Required work | Copy every record below exactly as written, but leave out the pictures.

Task inputs |

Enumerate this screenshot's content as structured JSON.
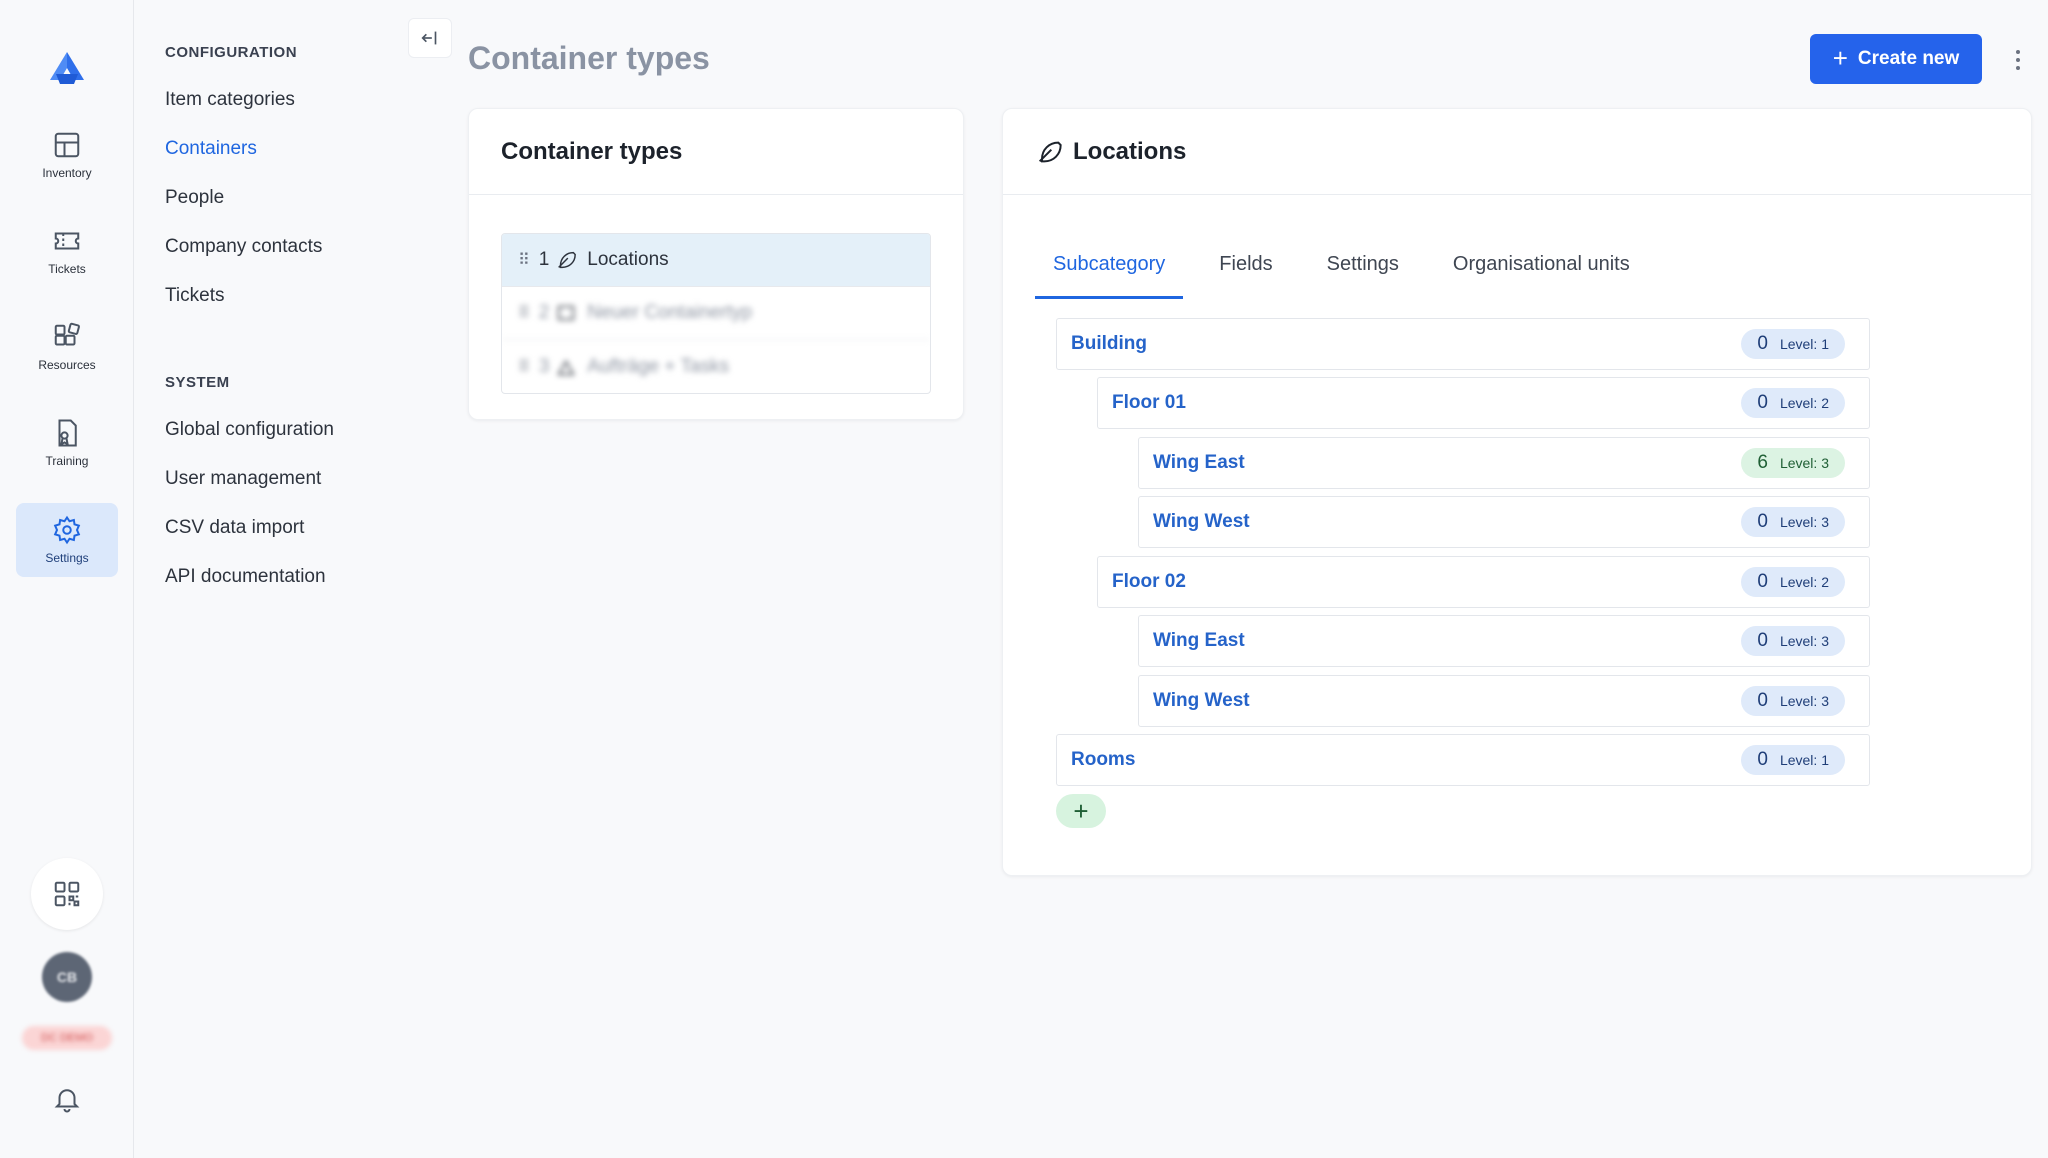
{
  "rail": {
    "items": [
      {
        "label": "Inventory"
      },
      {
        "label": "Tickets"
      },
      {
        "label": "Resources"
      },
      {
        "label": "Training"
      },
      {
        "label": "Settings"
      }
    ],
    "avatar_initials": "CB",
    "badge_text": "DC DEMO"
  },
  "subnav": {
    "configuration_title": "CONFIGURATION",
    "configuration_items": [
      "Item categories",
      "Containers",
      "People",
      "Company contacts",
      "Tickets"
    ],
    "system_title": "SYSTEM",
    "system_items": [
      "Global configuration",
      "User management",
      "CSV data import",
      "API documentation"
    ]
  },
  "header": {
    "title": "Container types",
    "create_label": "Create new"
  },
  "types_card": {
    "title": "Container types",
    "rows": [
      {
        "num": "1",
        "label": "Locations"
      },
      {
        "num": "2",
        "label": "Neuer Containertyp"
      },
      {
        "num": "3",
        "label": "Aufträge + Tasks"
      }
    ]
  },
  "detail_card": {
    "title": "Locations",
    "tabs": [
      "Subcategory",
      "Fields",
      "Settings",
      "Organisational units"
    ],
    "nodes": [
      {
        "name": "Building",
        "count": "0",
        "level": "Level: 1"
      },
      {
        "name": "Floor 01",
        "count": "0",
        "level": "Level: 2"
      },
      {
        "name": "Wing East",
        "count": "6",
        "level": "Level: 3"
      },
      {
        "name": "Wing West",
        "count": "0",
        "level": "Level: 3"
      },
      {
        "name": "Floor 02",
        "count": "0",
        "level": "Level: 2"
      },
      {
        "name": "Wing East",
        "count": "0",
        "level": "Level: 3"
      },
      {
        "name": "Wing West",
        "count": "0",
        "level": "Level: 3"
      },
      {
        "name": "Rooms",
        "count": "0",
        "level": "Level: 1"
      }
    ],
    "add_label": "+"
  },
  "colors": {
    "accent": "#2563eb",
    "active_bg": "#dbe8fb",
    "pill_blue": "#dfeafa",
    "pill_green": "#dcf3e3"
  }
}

The response |
Enumerate this screenshot's content as structured JSON.
{
  "rail": {
    "items": [
      {
        "label": "Inventory"
      },
      {
        "label": "Tickets"
      },
      {
        "label": "Resources"
      },
      {
        "label": "Training"
      },
      {
        "label": "Settings"
      }
    ],
    "avatar_initials": "CB",
    "badge_text": "DC DEMO"
  },
  "subnav": {
    "configuration_title": "CONFIGURATION",
    "configuration_items": [
      "Item categories",
      "Containers",
      "People",
      "Company contacts",
      "Tickets"
    ],
    "system_title": "SYSTEM",
    "system_items": [
      "Global configuration",
      "User management",
      "CSV data import",
      "API documentation"
    ]
  },
  "header": {
    "title": "Container types",
    "create_label": "Create new"
  },
  "types_card": {
    "title": "Container types",
    "rows": [
      {
        "num": "1",
        "label": "Locations"
      },
      {
        "num": "2",
        "label": "Neuer Containertyp"
      },
      {
        "num": "3",
        "label": "Aufträge + Tasks"
      }
    ]
  },
  "detail_card": {
    "title": "Locations",
    "tabs": [
      "Subcategory",
      "Fields",
      "Settings",
      "Organisational units"
    ],
    "nodes": [
      {
        "name": "Building",
        "count": "0",
        "level": "Level: 1"
      },
      {
        "name": "Floor 01",
        "count": "0",
        "level": "Level: 2"
      },
      {
        "name": "Wing East",
        "count": "6",
        "level": "Level: 3"
      },
      {
        "name": "Wing West",
        "count": "0",
        "level": "Level: 3"
      },
      {
        "name": "Floor 02",
        "count": "0",
        "level": "Level: 2"
      },
      {
        "name": "Wing East",
        "count": "0",
        "level": "Level: 3"
      },
      {
        "name": "Wing West",
        "count": "0",
        "level": "Level: 3"
      },
      {
        "name": "Rooms",
        "count": "0",
        "level": "Level: 1"
      }
    ],
    "add_label": "+"
  },
  "colors": {
    "accent": "#2563eb",
    "active_bg": "#dbe8fb",
    "pill_blue": "#dfeafa",
    "pill_green": "#dcf3e3"
  }
}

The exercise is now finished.